------ PROVIDED ENTRIES

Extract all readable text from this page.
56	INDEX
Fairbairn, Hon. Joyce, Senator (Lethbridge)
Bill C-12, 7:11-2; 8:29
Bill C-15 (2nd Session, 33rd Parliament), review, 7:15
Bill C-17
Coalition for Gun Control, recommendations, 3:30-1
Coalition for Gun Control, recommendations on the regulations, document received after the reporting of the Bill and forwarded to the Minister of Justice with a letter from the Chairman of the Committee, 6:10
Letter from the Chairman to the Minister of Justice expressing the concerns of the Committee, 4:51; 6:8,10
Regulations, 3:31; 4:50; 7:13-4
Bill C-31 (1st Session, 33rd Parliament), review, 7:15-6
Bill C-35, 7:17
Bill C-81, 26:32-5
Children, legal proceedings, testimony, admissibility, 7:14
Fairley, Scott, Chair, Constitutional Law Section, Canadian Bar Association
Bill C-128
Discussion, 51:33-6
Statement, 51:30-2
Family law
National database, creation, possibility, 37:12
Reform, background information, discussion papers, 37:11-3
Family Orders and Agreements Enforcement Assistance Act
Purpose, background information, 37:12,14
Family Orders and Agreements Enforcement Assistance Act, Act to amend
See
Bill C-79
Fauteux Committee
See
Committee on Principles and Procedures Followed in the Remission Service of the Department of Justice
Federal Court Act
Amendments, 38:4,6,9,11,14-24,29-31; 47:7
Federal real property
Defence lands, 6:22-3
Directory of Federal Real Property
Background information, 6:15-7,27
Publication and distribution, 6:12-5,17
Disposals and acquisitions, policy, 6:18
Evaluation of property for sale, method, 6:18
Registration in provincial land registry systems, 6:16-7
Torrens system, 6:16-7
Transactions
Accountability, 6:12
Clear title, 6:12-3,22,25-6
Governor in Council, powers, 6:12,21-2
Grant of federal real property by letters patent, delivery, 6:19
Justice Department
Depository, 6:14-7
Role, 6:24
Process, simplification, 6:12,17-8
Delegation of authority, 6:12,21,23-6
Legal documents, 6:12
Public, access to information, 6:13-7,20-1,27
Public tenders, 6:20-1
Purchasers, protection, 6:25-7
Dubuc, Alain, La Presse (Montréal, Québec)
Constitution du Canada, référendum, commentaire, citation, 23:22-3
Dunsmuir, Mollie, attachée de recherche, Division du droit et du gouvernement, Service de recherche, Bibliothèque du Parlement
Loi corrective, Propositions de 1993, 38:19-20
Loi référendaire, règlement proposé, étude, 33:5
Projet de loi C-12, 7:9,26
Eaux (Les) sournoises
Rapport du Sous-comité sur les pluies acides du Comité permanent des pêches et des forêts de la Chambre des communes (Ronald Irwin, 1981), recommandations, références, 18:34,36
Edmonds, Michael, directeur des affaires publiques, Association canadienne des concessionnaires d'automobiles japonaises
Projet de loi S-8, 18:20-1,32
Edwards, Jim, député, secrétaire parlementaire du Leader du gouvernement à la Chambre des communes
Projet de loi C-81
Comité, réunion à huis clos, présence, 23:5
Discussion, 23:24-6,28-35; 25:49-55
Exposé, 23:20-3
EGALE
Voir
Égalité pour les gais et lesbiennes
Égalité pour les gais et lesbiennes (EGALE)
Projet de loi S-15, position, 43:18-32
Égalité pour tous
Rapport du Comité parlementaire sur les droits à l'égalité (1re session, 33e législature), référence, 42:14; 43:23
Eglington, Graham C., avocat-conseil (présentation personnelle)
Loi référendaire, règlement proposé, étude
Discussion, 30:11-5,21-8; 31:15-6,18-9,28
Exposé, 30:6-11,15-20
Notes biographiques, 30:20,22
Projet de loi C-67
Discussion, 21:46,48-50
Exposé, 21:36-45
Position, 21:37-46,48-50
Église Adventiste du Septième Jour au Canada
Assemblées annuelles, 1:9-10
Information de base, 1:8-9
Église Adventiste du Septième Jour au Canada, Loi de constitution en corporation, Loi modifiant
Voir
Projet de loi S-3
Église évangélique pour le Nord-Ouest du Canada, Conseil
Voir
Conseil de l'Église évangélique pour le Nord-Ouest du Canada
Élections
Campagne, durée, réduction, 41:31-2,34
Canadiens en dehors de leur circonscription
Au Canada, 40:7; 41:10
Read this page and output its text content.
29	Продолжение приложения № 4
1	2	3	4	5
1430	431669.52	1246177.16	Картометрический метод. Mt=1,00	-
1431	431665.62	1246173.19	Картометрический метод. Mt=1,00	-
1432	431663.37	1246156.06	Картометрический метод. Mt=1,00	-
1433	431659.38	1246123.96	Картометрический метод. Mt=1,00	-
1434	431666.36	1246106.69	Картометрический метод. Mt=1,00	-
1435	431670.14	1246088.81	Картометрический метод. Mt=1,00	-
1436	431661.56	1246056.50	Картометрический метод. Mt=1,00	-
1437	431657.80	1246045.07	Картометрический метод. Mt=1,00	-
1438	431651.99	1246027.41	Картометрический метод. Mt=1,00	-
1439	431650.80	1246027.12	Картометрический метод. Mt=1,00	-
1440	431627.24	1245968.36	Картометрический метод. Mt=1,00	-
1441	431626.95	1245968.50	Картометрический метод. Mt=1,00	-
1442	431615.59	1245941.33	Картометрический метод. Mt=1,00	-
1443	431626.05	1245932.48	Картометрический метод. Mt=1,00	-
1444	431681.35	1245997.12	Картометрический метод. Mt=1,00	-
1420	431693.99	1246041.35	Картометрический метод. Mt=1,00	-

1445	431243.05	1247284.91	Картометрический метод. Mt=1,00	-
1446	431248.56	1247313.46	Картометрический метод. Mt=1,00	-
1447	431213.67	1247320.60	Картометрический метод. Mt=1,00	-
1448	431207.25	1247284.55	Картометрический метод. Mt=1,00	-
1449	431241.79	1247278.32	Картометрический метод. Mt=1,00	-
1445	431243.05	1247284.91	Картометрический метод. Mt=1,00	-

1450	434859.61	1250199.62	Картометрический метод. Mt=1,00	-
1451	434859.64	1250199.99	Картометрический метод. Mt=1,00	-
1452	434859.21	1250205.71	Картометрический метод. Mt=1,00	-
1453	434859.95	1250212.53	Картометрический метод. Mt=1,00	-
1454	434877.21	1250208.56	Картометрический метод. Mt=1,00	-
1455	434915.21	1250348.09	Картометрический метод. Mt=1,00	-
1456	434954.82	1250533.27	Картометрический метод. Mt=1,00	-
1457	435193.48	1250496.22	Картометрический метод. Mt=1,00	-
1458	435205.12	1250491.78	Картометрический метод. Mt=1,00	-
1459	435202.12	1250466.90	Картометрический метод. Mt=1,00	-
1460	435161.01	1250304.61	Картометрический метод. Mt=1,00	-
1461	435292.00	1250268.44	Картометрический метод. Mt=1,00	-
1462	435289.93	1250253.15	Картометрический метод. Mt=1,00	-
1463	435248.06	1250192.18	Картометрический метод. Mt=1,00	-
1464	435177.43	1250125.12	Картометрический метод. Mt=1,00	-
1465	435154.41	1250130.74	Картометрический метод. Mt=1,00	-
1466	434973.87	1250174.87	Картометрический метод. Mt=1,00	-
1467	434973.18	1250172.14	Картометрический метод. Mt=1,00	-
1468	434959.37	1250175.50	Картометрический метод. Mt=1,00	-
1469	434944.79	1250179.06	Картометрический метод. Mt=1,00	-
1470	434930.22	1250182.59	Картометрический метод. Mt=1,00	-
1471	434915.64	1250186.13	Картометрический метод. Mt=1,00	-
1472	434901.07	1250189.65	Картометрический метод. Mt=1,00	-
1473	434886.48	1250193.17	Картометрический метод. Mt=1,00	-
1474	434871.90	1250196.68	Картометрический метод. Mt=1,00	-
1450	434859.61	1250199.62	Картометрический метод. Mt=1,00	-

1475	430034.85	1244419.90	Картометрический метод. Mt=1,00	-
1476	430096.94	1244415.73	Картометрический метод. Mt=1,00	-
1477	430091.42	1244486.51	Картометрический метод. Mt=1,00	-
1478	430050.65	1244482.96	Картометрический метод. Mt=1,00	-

------------

Pick every line with "text" in it and copy it.

RESULT FOR THIS EXERCISE:
Extract all readable text from this page.
Read this page and output its text content.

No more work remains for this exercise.